** BEGIN **

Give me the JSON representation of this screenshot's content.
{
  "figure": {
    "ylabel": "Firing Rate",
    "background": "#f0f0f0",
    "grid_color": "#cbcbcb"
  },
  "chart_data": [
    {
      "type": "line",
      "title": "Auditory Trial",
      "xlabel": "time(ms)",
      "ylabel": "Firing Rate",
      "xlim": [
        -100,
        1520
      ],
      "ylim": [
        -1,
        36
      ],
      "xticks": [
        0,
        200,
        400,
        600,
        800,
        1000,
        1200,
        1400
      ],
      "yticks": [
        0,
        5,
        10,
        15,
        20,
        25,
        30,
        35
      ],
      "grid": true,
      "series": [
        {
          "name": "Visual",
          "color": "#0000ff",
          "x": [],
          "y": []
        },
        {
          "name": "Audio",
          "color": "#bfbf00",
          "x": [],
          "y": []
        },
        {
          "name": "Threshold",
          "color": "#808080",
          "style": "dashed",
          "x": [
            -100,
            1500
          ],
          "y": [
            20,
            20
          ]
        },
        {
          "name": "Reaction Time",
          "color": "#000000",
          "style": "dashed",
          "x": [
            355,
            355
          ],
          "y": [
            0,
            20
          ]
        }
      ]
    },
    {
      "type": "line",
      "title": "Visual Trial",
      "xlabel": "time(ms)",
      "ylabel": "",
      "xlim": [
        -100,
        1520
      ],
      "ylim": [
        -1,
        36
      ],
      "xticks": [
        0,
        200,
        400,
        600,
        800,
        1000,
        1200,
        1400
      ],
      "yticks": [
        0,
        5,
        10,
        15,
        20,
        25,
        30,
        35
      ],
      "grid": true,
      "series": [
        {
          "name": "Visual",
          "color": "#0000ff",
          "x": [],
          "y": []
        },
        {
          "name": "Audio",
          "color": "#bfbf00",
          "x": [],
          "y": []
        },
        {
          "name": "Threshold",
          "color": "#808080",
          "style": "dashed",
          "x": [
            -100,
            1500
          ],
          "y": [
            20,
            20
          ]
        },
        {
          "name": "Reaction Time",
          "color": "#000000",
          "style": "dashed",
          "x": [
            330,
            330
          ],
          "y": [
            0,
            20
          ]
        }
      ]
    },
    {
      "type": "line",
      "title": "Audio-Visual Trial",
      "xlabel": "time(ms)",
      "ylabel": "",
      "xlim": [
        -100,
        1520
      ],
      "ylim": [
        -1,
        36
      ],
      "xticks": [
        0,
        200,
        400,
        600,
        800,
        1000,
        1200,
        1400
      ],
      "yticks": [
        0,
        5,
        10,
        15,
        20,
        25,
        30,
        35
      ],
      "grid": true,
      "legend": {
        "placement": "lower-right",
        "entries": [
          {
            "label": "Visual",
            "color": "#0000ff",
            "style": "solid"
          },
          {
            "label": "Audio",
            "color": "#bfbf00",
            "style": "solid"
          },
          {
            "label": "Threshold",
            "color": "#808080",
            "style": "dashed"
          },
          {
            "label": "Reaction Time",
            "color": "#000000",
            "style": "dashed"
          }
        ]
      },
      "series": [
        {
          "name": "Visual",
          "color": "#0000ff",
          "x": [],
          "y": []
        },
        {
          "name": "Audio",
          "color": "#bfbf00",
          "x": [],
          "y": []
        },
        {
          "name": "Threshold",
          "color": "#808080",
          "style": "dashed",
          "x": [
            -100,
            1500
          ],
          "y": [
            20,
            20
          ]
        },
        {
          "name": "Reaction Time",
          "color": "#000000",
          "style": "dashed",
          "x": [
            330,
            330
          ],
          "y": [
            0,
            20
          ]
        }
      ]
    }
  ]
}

** END **

TASK INSTRUCTIONS
Give the material above again, word for word.

TASK RESPONSE
Give me the JSON representation of this screenshot's content.
{
  "figure": {
    "ylabel": "Firing Rate",
    "background": "#f0f0f0",
    "grid_color": "#cbcbcb"
  },
  "chart_data": [
    {
      "type": "line",
      "title": "Auditory Trial",
      "xlabel": "time(ms)",
      "ylabel": "Firing Rate",
      "xlim": [
        -100,
        1520
      ],
      "ylim": [
        -1,
        36
      ],
      "xticks": [
        0,
        200,
        400,
        600,
        800,
        1000,
        1200,
        1400
      ],
      "yticks": [
        0,
        5,
        10,
        15,
        20,
        25,
        30,
        35
      ],
      "grid": true,
      "series": [
        {
          "name": "Visual",
          "color": "#0000ff",
          "x": [],
          "y": []
        },
        {
          "name": "Audio",
          "color": "#bfbf00",
          "x": [],
          "y": []
        },
        {
          "name": "Threshold",
          "color": "#808080",
          "style": "dashed",
          "x": [
            -100,
            1500
          ],
          "y": [
            20,
            20
          ]
        },
        {
          "name": "Reaction Time",
          "color": "#000000",
          "style": "dashed",
          "x": [
            355,
            355
          ],
          "y": [
            0,
            20
          ]
        }
      ]
    },
    {
      "type": "line",
      "title": "Visual Trial",
      "xlabel": "time(ms)",
      "ylabel": "",
      "xlim": [
        -100,
        1520
      ],
      "ylim": [
        -1,
        36
      ],
      "xticks": [
        0,
        200,
        400,
        600,
        800,
        1000,
        1200,
        1400
      ],
      "yticks": [
        0,
        5,
        10,
        15,
        20,
        25,
        30,
        35
      ],
      "grid": true,
      "series": [
        {
          "name": "Visual",
          "color": "#0000ff",
          "x": [],
          "y": []
        },
        {
          "name": "Audio",
          "color": "#bfbf00",
          "x": [],
          "y": []
        },
        {
          "name": "Threshold",
          "color": "#808080",
          "style": "dashed",
          "x": [
            -100,
            1500
          ],
          "y": [
            20,
            20
          ]
        },
        {
          "name": "Reaction Time",
          "color": "#000000",
          "style": "dashed",
          "x": [
            330,
            330
          ],
          "y": [
            0,
            20
          ]
        }
      ]
    },
    {
      "type": "line",
      "title": "Audio-Visual Trial",
      "xlabel": "time(ms)",
      "ylabel": "",
      "xlim": [
        -100,
        1520
      ],
      "ylim": [
        -1,
        36
      ],
      "xticks": [
        0,
        200,
        400,
        600,
        800,
        1000,
        1200,
        1400
      ],
      "yticks": [
        0,
        5,
        10,
        15,
        20,
        25,
        30,
        35
      ],
      "grid": true,
      "legend": {
        "placement": "lower-right",
        "entries": [
          {
            "label": "Visual",
            "color": "#0000ff",
            "style": "solid"
          },
          {
            "label": "Audio",
            "color": "#bfbf00",
            "style": "solid"
          },
          {
            "label": "Threshold",
            "color": "#808080",
            "style": "dashed"
          },
          {
            "label": "Reaction Time",
            "color": "#000000",
            "style": "dashed"
          }
        ]
      },
      "series": [
        {
          "name": "Visual",
          "color": "#0000ff",
          "x": [],
          "y": []
        },
        {
          "name": "Audio",
          "color": "#bfbf00",
          "x": [],
          "y": []
        },
        {
          "name": "Threshold",
          "color": "#808080",
          "style": "dashed",
          "x": [
            -100,
            1500
          ],
          "y": [
            20,
            20
          ]
        },
        {
          "name": "Reaction Time",
          "color": "#000000",
          "style": "dashed",
          "x": [
            330,
            330
          ],
          "y": [
            0,
            20
          ]
        }
      ]
    }
  ]
}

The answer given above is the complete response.